**Entries supplied**
<<<<

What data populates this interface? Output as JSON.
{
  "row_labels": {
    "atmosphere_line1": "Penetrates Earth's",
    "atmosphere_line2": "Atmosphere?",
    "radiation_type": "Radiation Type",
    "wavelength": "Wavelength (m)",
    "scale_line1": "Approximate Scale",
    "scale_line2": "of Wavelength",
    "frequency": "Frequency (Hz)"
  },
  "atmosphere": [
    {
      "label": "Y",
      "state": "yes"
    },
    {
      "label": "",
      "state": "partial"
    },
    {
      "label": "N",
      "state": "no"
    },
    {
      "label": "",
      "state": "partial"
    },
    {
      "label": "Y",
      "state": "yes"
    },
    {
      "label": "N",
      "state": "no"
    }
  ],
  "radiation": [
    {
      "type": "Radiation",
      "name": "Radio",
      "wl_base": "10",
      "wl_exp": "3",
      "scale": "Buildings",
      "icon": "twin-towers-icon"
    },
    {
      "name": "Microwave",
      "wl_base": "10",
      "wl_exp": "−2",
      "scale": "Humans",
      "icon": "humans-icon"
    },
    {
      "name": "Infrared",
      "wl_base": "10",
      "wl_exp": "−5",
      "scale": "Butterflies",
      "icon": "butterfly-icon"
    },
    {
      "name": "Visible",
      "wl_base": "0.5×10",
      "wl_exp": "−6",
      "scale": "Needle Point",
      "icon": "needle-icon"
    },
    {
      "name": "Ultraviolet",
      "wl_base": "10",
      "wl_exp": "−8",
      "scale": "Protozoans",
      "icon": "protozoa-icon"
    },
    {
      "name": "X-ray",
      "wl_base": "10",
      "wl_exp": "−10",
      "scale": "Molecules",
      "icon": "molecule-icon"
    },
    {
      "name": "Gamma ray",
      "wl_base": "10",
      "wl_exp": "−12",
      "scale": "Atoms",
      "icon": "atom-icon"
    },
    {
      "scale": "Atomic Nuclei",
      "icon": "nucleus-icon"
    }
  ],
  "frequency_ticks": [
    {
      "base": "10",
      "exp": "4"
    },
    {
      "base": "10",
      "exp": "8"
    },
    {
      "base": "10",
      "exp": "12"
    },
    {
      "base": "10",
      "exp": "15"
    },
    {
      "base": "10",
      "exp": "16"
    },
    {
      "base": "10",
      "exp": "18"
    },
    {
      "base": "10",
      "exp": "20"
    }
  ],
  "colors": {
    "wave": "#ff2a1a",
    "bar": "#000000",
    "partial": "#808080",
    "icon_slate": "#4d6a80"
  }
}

>>>>

**Task statement**
From the records above, extract every line exactly as it stands.

**Result**
What data populates this interface? Output as JSON.
{
  "row_labels": {
    "atmosphere_line1": "Penetrates Earth's",
    "atmosphere_line2": "Atmosphere?",
    "radiation_type": "Radiation Type",
    "wavelength": "Wavelength (m)",
    "scale_line1": "Approximate Scale",
    "scale_line2": "of Wavelength",
    "frequency": "Frequency (Hz)"
  },
  "atmosphere": [
    {
      "label": "Y",
      "state": "yes"
    },
    {
      "label": "",
      "state": "partial"
    },
    {
      "label": "N",
      "state": "no"
    },
    {
      "label": "",
      "state": "partial"
    },
    {
      "label": "Y",
      "state": "yes"
    },
    {
      "label": "N",
      "state": "no"
    }
  ],
  "radiation": [
    {
      "type": "Radiation",
      "name": "Radio",
      "wl_base": "10",
      "wl_exp": "3",
      "scale": "Buildings",
      "icon": "twin-towers-icon"
    },
    {
      "name": "Microwave",
      "wl_base": "10",
      "wl_exp": "−2",
      "scale": "Humans",
      "icon": "humans-icon"
    },
    {
      "name": "Infrared",
      "wl_base": "10",
      "wl_exp": "−5",
      "scale": "Butterflies",
      "icon": "butterfly-icon"
    },
    {
      "name": "Visible",
      "wl_base": "0.5×10",
      "wl_exp": "−6",
      "scale": "Needle Point",
      "icon": "needle-icon"
    },
    {
      "name": "Ultraviolet",
      "wl_base": "10",
      "wl_exp": "−8",
      "scale": "Protozoans",
      "icon": "protozoa-icon"
    },
    {
      "name": "X-ray",
      "wl_base": "10",
      "wl_exp": "−10",
      "scale": "Molecules",
      "icon": "molecule-icon"
    },
    {
      "name": "Gamma ray",
      "wl_base": "10",
      "wl_exp": "−12",
      "scale": "Atoms",
      "icon": "atom-icon"
    },
    {
      "scale": "Atomic Nuclei",
      "icon": "nucleus-icon"
    }
  ],
  "frequency_ticks": [
    {
      "base": "10",
      "exp": "4"
    },
    {
      "base": "10",
      "exp": "8"
    },
    {
      "base": "10",
      "exp": "12"
    },
    {
      "base": "10",
      "exp": "15"
    },
    {
      "base": "10",
      "exp": "16"
    },
    {
      "base": "10",
      "exp": "18"
    },
    {
      "base": "10",
      "exp": "20"
    }
  ],
  "colors": {
    "wave": "#ff2a1a",
    "bar": "#000000",
    "partial": "#808080",
    "icon_slate": "#4d6a80"
  }
}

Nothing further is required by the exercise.